WRITTEN INSTRUCTION
From the listing below, pull out all lines with "системе" in them.

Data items
================================

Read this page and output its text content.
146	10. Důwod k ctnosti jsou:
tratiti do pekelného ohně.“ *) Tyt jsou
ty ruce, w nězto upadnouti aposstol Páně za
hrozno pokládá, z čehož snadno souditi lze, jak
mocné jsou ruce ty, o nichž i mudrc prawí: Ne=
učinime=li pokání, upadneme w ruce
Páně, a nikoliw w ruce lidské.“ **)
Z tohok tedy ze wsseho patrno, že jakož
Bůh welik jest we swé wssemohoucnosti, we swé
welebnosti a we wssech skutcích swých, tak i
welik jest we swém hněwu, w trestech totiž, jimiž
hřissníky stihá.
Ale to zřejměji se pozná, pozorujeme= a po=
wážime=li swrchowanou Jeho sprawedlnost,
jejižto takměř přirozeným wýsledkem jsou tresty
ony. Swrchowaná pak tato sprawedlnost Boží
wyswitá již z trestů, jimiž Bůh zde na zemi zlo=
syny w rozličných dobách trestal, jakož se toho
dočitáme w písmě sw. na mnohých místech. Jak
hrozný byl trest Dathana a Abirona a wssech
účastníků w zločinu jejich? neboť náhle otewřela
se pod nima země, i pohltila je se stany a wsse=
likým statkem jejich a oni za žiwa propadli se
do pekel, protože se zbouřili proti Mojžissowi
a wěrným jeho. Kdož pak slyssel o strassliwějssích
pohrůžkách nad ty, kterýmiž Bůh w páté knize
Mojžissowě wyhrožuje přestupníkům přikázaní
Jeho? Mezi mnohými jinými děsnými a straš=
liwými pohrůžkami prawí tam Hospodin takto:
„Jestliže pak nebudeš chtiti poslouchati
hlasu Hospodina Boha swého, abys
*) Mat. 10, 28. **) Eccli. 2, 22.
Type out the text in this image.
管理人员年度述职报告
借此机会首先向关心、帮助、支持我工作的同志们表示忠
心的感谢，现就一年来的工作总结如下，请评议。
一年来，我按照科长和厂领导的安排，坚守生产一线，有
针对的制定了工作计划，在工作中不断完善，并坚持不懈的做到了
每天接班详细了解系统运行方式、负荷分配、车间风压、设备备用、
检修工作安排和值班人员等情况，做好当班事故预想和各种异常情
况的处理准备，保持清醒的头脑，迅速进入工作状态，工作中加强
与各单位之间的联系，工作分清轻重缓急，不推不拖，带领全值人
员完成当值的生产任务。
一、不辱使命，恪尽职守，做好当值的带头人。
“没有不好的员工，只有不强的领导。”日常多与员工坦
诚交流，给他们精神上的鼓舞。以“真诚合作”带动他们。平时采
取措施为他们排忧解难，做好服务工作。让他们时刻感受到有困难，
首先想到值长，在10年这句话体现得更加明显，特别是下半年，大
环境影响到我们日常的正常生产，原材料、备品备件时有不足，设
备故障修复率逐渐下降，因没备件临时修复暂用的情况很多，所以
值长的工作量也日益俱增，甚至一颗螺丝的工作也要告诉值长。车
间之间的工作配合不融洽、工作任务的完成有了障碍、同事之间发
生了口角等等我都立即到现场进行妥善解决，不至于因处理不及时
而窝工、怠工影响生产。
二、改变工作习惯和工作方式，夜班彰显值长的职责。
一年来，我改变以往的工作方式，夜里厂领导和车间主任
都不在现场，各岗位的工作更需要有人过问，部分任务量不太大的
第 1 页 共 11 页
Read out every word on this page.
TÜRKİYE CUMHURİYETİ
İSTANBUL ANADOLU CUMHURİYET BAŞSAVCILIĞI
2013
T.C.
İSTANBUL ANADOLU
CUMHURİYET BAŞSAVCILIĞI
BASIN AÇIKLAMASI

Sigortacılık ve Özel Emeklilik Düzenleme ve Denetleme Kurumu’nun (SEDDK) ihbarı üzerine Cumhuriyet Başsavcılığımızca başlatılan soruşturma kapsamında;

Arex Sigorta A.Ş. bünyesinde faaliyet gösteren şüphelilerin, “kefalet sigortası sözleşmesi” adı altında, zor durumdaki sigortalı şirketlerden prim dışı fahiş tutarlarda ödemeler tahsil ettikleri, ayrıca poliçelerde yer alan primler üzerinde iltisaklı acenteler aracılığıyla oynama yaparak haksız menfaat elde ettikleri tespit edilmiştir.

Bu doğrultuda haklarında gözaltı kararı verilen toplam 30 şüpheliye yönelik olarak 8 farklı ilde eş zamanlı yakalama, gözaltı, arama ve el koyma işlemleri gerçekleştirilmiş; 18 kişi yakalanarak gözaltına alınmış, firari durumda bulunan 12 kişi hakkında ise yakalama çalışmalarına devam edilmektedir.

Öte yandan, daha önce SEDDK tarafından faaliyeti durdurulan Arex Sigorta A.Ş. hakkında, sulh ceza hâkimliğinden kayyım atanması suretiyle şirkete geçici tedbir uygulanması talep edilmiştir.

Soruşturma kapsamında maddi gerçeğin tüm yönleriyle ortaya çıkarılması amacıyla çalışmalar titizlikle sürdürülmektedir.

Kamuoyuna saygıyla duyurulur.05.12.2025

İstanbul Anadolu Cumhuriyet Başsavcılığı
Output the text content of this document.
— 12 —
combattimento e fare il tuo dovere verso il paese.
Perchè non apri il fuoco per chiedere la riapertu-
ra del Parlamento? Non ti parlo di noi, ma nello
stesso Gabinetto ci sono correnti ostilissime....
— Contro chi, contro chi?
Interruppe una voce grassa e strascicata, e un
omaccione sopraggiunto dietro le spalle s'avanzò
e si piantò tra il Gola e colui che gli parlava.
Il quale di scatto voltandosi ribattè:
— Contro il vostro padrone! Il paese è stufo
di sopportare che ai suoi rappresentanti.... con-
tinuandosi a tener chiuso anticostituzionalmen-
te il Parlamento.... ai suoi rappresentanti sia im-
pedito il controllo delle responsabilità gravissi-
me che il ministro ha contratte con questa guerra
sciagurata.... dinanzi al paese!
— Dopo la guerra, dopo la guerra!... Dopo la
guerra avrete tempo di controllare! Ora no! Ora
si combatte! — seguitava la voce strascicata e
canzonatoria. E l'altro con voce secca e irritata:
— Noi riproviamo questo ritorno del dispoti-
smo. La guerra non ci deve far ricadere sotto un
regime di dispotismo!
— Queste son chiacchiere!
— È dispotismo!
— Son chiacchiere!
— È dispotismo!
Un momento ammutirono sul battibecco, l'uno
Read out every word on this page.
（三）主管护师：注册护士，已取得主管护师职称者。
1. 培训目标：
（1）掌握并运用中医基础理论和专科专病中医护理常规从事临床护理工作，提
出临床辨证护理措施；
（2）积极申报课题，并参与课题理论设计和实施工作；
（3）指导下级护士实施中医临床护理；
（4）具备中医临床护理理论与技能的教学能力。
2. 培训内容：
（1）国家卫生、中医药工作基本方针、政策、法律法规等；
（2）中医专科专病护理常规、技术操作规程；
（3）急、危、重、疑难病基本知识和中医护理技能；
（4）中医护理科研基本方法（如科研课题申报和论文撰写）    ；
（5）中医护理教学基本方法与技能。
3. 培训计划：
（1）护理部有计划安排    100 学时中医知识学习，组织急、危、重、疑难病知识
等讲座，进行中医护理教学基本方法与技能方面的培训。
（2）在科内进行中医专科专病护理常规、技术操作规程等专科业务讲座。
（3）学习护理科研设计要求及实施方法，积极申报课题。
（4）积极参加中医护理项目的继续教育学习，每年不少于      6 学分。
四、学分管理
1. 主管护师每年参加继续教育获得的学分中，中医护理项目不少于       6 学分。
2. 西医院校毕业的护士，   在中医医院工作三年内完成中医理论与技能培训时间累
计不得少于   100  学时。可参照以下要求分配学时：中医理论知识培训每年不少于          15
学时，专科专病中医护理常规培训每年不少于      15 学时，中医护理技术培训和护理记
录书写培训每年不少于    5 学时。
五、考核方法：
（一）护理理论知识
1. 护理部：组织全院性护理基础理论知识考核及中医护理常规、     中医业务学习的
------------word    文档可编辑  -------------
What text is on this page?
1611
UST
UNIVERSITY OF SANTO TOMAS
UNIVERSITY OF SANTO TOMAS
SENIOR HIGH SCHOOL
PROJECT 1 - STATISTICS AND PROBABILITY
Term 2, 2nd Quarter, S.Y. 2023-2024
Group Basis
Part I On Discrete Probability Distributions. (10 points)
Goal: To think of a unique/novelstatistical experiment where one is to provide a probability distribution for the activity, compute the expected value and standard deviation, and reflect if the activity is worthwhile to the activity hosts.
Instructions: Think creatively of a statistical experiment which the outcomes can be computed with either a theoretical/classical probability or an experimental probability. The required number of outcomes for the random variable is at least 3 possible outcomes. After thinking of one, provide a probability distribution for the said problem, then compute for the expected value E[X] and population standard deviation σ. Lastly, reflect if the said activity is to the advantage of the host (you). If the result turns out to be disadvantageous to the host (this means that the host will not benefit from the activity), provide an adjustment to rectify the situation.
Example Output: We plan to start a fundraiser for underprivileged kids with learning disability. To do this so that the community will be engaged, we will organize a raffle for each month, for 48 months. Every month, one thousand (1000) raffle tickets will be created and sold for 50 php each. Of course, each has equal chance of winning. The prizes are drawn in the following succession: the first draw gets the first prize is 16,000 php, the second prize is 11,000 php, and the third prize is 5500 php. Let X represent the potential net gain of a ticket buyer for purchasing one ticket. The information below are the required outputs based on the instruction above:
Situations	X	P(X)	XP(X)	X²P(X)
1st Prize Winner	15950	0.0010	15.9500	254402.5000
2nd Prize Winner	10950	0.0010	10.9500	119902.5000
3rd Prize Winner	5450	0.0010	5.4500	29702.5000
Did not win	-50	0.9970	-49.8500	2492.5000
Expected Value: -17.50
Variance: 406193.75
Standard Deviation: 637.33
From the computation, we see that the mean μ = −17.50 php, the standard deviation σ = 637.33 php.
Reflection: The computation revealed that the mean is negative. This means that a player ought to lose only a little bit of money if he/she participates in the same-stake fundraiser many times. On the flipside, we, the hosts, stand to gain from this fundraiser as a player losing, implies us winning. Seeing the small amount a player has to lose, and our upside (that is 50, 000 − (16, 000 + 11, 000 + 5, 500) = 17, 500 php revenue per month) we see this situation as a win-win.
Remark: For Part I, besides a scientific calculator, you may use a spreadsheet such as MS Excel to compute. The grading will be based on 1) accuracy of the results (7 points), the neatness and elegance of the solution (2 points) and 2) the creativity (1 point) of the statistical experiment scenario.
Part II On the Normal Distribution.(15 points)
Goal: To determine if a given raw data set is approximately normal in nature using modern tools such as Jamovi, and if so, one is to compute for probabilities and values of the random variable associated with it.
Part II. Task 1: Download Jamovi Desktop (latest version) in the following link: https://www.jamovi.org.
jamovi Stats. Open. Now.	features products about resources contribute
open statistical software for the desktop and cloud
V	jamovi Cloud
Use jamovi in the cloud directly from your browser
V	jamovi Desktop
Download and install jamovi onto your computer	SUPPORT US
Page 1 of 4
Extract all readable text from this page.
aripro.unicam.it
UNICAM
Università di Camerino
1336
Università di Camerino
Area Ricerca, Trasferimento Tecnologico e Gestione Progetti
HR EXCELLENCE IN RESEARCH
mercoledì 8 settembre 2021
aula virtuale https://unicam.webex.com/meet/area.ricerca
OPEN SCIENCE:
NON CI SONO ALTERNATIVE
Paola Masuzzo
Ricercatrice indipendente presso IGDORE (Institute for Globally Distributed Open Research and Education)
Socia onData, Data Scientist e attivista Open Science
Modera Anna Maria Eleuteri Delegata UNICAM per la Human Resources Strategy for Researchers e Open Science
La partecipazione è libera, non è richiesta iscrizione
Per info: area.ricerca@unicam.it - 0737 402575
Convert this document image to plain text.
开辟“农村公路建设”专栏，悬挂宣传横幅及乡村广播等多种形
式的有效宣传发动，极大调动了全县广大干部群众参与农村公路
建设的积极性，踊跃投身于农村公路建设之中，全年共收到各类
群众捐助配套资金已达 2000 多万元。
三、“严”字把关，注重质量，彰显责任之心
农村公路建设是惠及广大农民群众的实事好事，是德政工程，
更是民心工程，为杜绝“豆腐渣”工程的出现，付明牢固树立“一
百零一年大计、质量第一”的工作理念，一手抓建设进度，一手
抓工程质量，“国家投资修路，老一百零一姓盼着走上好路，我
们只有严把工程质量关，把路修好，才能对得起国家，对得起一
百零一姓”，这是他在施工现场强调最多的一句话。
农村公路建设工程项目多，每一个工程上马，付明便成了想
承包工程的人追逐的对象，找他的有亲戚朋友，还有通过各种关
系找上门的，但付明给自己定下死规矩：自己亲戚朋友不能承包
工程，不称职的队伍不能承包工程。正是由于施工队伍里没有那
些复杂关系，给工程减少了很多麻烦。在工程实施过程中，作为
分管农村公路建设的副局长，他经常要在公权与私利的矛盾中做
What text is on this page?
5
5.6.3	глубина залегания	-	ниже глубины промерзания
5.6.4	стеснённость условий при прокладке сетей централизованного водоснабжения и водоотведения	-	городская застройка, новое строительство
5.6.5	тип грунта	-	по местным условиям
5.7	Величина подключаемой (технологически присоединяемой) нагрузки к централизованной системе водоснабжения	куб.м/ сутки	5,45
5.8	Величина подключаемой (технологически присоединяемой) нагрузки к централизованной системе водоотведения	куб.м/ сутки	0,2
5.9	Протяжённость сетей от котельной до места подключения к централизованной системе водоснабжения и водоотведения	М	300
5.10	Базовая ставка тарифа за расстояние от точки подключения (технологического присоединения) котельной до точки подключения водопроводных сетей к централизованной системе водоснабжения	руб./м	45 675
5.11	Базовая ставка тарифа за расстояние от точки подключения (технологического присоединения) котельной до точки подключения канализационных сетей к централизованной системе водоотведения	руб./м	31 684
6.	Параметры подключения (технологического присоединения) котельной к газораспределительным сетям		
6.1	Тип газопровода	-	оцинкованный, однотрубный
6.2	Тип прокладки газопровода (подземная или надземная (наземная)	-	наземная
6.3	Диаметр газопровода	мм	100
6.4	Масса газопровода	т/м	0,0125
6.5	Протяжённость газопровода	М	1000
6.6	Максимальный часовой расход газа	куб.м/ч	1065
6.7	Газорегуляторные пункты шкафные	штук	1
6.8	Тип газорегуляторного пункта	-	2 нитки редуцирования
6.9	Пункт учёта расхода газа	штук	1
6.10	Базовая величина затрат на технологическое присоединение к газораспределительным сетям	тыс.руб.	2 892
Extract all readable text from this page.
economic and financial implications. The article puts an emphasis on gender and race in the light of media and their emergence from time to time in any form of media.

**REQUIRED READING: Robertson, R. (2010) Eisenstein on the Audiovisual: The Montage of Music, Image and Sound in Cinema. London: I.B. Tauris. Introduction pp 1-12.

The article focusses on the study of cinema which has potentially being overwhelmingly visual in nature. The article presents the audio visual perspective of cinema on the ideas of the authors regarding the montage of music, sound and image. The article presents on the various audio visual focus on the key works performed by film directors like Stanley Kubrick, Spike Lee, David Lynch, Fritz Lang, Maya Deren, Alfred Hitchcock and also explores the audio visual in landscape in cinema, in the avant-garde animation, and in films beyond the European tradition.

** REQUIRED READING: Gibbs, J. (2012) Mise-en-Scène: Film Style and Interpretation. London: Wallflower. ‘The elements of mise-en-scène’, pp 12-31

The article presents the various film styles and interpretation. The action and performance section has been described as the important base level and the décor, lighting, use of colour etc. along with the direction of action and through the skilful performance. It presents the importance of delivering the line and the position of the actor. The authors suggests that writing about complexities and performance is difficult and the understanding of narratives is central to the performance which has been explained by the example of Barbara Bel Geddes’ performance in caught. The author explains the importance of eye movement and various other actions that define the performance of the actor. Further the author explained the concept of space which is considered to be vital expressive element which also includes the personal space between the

================================

TASK RESPONSE
5.7	Величина подключаемой (технологически присоединяемой) нагрузки к централизованной системе водоснабжения	куб.м/ сутки	5,45
5.8	Величина подключаемой (технологически присоединяемой) нагрузки к централизованной системе водоотведения	куб.м/ сутки	0,2
5.9	Протяжённость сетей от котельной до места подключения к централизованной системе водоснабжения и водоотведения	М	300
5.10	Базовая ставка тарифа за расстояние от точки подключения (технологического присоединения) котельной до точки подключения водопроводных сетей к централизованной системе водоснабжения	руб./м	45 675
5.11	Базовая ставка тарифа за расстояние от точки подключения (технологического присоединения) котельной до точки подключения канализационных сетей к централизованной системе водоотведения	руб./м	31 684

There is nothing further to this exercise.